── RECORD EXTRACTS
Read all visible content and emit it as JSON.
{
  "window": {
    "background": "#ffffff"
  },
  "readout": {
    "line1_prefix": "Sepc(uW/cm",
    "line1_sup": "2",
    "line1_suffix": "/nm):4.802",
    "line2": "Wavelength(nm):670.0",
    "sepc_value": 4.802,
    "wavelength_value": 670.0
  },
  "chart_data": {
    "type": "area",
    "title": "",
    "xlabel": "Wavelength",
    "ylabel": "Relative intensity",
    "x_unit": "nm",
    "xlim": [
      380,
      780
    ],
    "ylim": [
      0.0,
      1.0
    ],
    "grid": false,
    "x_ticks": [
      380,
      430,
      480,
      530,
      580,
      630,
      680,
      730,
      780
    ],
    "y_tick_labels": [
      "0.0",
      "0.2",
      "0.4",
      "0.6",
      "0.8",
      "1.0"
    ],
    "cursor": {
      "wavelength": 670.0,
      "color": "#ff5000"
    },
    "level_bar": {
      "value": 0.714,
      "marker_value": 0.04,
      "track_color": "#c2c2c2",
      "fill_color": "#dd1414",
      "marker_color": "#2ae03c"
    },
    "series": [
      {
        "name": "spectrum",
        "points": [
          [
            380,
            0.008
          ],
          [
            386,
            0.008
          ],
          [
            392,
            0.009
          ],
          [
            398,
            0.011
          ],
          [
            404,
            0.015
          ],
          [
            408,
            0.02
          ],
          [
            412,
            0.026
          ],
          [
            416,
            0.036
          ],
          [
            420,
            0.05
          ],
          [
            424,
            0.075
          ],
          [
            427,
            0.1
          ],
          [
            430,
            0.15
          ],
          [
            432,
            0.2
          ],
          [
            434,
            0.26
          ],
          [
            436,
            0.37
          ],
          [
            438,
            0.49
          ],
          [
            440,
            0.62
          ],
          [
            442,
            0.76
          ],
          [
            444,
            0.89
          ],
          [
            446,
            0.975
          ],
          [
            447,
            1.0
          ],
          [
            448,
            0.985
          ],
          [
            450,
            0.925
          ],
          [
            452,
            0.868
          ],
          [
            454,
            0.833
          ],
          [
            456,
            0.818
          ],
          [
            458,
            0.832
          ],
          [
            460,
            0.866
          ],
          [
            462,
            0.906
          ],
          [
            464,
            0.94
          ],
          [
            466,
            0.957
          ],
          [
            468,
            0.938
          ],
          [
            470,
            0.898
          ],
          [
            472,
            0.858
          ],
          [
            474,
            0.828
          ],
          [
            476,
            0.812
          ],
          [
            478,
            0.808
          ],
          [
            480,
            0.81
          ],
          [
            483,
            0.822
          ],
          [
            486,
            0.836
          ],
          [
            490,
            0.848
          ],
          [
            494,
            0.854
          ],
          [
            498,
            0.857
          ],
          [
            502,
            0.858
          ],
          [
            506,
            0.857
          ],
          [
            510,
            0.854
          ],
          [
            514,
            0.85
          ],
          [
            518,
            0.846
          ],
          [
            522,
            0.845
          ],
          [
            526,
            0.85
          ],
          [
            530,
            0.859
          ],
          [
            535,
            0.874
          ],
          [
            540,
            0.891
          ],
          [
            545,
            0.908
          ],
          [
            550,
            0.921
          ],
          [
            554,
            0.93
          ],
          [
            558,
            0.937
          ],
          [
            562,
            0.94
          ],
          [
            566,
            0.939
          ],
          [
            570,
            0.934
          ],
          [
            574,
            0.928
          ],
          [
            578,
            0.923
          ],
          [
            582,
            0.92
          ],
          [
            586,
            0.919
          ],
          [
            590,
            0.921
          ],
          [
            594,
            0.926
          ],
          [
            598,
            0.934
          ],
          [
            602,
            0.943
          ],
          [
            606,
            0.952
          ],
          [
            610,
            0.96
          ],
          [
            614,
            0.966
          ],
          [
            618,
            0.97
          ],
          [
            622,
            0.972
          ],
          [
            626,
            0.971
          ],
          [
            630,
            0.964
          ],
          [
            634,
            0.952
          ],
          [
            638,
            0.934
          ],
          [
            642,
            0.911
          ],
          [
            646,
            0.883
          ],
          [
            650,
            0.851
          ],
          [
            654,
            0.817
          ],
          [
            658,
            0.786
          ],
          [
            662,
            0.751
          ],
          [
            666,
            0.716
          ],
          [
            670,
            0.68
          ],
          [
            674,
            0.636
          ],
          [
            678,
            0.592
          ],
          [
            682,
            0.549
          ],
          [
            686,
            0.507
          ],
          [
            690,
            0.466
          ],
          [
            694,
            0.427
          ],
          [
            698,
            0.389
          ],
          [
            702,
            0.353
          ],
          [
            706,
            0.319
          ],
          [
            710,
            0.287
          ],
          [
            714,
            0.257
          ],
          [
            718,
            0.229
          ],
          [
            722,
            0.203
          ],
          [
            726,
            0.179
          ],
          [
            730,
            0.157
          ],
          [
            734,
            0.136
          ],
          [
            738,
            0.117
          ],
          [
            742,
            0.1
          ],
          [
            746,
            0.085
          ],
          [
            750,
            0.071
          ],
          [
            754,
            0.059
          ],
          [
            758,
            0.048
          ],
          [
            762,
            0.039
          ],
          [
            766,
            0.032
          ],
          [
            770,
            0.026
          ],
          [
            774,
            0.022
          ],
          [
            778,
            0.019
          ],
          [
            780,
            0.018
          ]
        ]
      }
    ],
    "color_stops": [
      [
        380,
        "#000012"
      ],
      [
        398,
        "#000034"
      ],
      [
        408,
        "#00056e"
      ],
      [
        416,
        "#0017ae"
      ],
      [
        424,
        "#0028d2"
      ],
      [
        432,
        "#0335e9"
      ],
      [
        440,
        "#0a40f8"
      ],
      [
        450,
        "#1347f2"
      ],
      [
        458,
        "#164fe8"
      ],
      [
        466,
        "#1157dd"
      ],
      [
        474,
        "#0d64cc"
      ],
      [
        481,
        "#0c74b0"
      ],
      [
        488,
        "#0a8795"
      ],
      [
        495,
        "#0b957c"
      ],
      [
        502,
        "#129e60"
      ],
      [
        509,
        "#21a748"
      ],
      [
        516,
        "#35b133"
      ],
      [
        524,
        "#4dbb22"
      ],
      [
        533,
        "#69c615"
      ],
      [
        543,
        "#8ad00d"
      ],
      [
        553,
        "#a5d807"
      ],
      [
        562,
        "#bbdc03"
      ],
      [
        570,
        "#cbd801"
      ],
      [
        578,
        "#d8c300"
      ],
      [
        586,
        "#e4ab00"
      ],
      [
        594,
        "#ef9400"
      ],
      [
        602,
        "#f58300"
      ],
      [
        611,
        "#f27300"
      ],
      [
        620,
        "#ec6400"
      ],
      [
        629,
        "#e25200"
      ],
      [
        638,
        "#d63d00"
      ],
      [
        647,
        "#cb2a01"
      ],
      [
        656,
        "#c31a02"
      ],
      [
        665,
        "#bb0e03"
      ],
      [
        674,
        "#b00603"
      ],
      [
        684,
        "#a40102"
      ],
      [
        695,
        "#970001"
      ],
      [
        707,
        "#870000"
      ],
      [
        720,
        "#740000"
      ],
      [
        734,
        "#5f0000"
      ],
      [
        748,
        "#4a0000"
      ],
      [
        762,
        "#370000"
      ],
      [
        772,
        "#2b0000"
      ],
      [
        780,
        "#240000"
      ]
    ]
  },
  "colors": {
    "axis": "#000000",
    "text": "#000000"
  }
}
────
**INSTRUCTION:** Repeat every record, exactly as written.

**REPLY TO THE TASK:**
Read all visible content and emit it as JSON.
{
  "window": {
    "background": "#ffffff"
  },
  "readout": {
    "line1_prefix": "Sepc(uW/cm",
    "line1_sup": "2",
    "line1_suffix": "/nm):4.802",
    "line2": "Wavelength(nm):670.0",
    "sepc_value": 4.802,
    "wavelength_value": 670.0
  },
  "chart_data": {
    "type": "area",
    "title": "",
    "xlabel": "Wavelength",
    "ylabel": "Relative intensity",
    "x_unit": "nm",
    "xlim": [
      380,
      780
    ],
    "ylim": [
      0.0,
      1.0
    ],
    "grid": false,
    "x_ticks": [
      380,
      430,
      480,
      530,
      580,
      630,
      680,
      730,
      780
    ],
    "y_tick_labels": [
      "0.0",
      "0.2",
      "0.4",
      "0.6",
      "0.8",
      "1.0"
    ],
    "cursor": {
      "wavelength": 670.0,
      "color": "#ff5000"
    },
    "level_bar": {
      "value": 0.714,
      "marker_value": 0.04,
      "track_color": "#c2c2c2",
      "fill_color": "#dd1414",
      "marker_color": "#2ae03c"
    },
    "series": [
      {
        "name": "spectrum",
        "points": [
          [
            380,
            0.008
          ],
          [
            386,
            0.008
          ],
          [
            392,
            0.009
          ],
          [
            398,
            0.011
          ],
          [
            404,
            0.015
          ],
          [
            408,
            0.02
          ],
          [
            412,
            0.026
          ],
          [
            416,
            0.036
          ],
          [
            420,
            0.05
          ],
          [
            424,
            0.075
          ],
          [
            427,
            0.1
          ],
          [
            430,
            0.15
          ],
          [
            432,
            0.2
          ],
          [
            434,
            0.26
          ],
          [
            436,
            0.37
          ],
          [
            438,
            0.49
          ],
          [
            440,
            0.62
          ],
          [
            442,
            0.76
          ],
          [
            444,
            0.89
          ],
          [
            446,
            0.975
          ],
          [
            447,
            1.0
          ],
          [
            448,
            0.985
          ],
          [
            450,
            0.925
          ],
          [
            452,
            0.868
          ],
          [
            454,
            0.833
          ],
          [
            456,
            0.818
          ],
          [
            458,
            0.832
          ],
          [
            460,
            0.866
          ],
          [
            462,
            0.906
          ],
          [
            464,
            0.94
          ],
          [
            466,
            0.957
          ],
          [
            468,
            0.938
          ],
          [
            470,
            0.898
          ],
          [
            472,
            0.858
          ],
          [
            474,
            0.828
          ],
          [
            476,
            0.812
          ],
          [
            478,
            0.808
          ],
          [
            480,
            0.81
          ],
          [
            483,
            0.822
          ],
          [
            486,
            0.836
          ],
          [
            490,
            0.848
          ],
          [
            494,
            0.854
          ],
          [
            498,
            0.857
          ],
          [
            502,
            0.858
          ],
          [
            506,
            0.857
          ],
          [
            510,
            0.854
          ],
          [
            514,
            0.85
          ],
          [
            518,
            0.846
          ],
          [
            522,
            0.845
          ],
          [
            526,
            0.85
          ],
          [
            530,
            0.859
          ],
          [
            535,
            0.874
          ],
          [
            540,
            0.891
          ],
          [
            545,
            0.908
          ],
          [
            550,
            0.921
          ],
          [
            554,
            0.93
          ],
          [
            558,
            0.937
          ],
          [
            562,
            0.94
          ],
          [
            566,
            0.939
          ],
          [
            570,
            0.934
          ],
          [
            574,
            0.928
          ],
          [
            578,
            0.923
          ],
          [
            582,
            0.92
          ],
          [
            586,
            0.919
          ],
          [
            590,
            0.921
          ],
          [
            594,
            0.926
          ],
          [
            598,
            0.934
          ],
          [
            602,
            0.943
          ],
          [
            606,
            0.952
          ],
          [
            610,
            0.96
          ],
          [
            614,
            0.966
          ],
          [
            618,
            0.97
          ],
          [
            622,
            0.972
          ],
          [
            626,
            0.971
          ],
          [
            630,
            0.964
          ],
          [
            634,
            0.952
          ],
          [
            638,
            0.934
          ],
          [
            642,
            0.911
          ],
          [
            646,
            0.883
          ],
          [
            650,
            0.851
          ],
          [
            654,
            0.817
          ],
          [
            658,
            0.786
          ],
          [
            662,
            0.751
          ],
          [
            666,
            0.716
          ],
          [
            670,
            0.68
          ],
          [
            674,
            0.636
          ],
          [
            678,
            0.592
          ],
          [
            682,
            0.549
          ],
          [
            686,
            0.507
          ],
          [
            690,
            0.466
          ],
          [
            694,
            0.427
          ],
          [
            698,
            0.389
          ],
          [
            702,
            0.353
          ],
          [
            706,
            0.319
          ],
          [
            710,
            0.287
          ],
          [
            714,
            0.257
          ],
          [
            718,
            0.229
          ],
          [
            722,
            0.203
          ],
          [
            726,
            0.179
          ],
          [
            730,
            0.157
          ],
          [
            734,
            0.136
          ],
          [
            738,
            0.117
          ],
          [
            742,
            0.1
          ],
          [
            746,
            0.085
          ],
          [
            750,
            0.071
          ],
          [
            754,
            0.059
          ],
          [
            758,
            0.048
          ],
          [
            762,
            0.039
          ],
          [
            766,
            0.032
          ],
          [
            770,
            0.026
          ],
          [
            774,
            0.022
          ],
          [
            778,
            0.019
          ],
          [
            780,
            0.018
          ]
        ]
      }
    ],
    "color_stops": [
      [
        380,
        "#000012"
      ],
      [
        398,
        "#000034"
      ],
      [
        408,
        "#00056e"
      ],
      [
        416,
        "#0017ae"
      ],
      [
        424,
        "#0028d2"
      ],
      [
        432,
        "#0335e9"
      ],
      [
        440,
        "#0a40f8"
      ],
      [
        450,
        "#1347f2"
      ],
      [
        458,
        "#164fe8"
      ],
      [
        466,
        "#1157dd"
      ],
      [
        474,
        "#0d64cc"
      ],
      [
        481,
        "#0c74b0"
      ],
      [
        488,
        "#0a8795"
      ],
      [
        495,
        "#0b957c"
      ],
      [
        502,
        "#129e60"
      ],
      [
        509,
        "#21a748"
      ],
      [
        516,
        "#35b133"
      ],
      [
        524,
        "#4dbb22"
      ],
      [
        533,
        "#69c615"
      ],
      [
        543,
        "#8ad00d"
      ],
      [
        553,
        "#a5d807"
      ],
      [
        562,
        "#bbdc03"
      ],
      [
        570,
        "#cbd801"
      ],
      [
        578,
        "#d8c300"
      ],
      [
        586,
        "#e4ab00"
      ],
      [
        594,
        "#ef9400"
      ],
      [
        602,
        "#f58300"
      ],
      [
        611,
        "#f27300"
      ],
      [
        620,
        "#ec6400"
      ],
      [
        629,
        "#e25200"
      ],
      [
        638,
        "#d63d00"
      ],
      [
        647,
        "#cb2a01"
      ],
      [
        656,
        "#c31a02"
      ],
      [
        665,
        "#bb0e03"
      ],
      [
        674,
        "#b00603"
      ],
      [
        684,
        "#a40102"
      ],
      [
        695,
        "#970001"
      ],
      [
        707,
        "#870000"
      ],
      [
        720,
        "#740000"
      ],
      [
        734,
        "#5f0000"
      ],
      [
        748,
        "#4a0000"
      ],
      [
        762,
        "#370000"
      ],
      [
        772,
        "#2b0000"
      ],
      [
        780,
        "#240000"
      ]
    ]
  },
  "colors": {
    "axis": "#000000",
    "text": "#000000"
  }
}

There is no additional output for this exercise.